■ AIM OF THE TASK:
Write out all entries word for word.

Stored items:
◇ ◇ ◇ ◇ ◇

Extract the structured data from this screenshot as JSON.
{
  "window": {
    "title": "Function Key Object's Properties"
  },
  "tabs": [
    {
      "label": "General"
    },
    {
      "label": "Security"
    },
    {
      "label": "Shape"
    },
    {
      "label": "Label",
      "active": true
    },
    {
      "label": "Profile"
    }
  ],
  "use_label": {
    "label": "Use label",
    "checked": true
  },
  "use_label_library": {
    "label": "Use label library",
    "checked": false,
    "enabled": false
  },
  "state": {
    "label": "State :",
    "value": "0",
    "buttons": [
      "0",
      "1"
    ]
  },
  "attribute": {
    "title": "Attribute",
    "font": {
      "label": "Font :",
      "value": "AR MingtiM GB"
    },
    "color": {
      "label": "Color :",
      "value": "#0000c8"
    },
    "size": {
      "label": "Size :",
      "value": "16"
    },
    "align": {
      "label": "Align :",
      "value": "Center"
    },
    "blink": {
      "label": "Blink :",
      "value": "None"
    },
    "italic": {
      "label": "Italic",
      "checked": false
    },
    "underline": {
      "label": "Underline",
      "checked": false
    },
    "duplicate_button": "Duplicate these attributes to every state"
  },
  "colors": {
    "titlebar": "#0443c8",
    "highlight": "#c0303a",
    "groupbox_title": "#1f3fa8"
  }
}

◇ ◇ ◇ ◇ ◇

■ EXERCISE RESPONSE:
Extract the structured data from this screenshot as JSON.
{
  "window": {
    "title": "Function Key Object's Properties"
  },
  "tabs": [
    {
      "label": "General"
    },
    {
      "label": "Security"
    },
    {
      "label": "Shape"
    },
    {
      "label": "Label",
      "active": true
    },
    {
      "label": "Profile"
    }
  ],
  "use_label": {
    "label": "Use label",
    "checked": true
  },
  "use_label_library": {
    "label": "Use label library",
    "checked": false,
    "enabled": false
  },
  "state": {
    "label": "State :",
    "value": "0",
    "buttons": [
      "0",
      "1"
    ]
  },
  "attribute": {
    "title": "Attribute",
    "font": {
      "label": "Font :",
      "value": "AR MingtiM GB"
    },
    "color": {
      "label": "Color :",
      "value": "#0000c8"
    },
    "size": {
      "label": "Size :",
      "value": "16"
    },
    "align": {
      "label": "Align :",
      "value": "Center"
    },
    "blink": {
      "label": "Blink :",
      "value": "None"
    },
    "italic": {
      "label": "Italic",
      "checked": false
    },
    "underline": {
      "label": "Underline",
      "checked": false
    },
    "duplicate_button": "Duplicate these attributes to every state"
  },
  "colors": {
    "titlebar": "#0443c8",
    "highlight": "#c0303a",
    "groupbox_title": "#1f3fa8"
  }
}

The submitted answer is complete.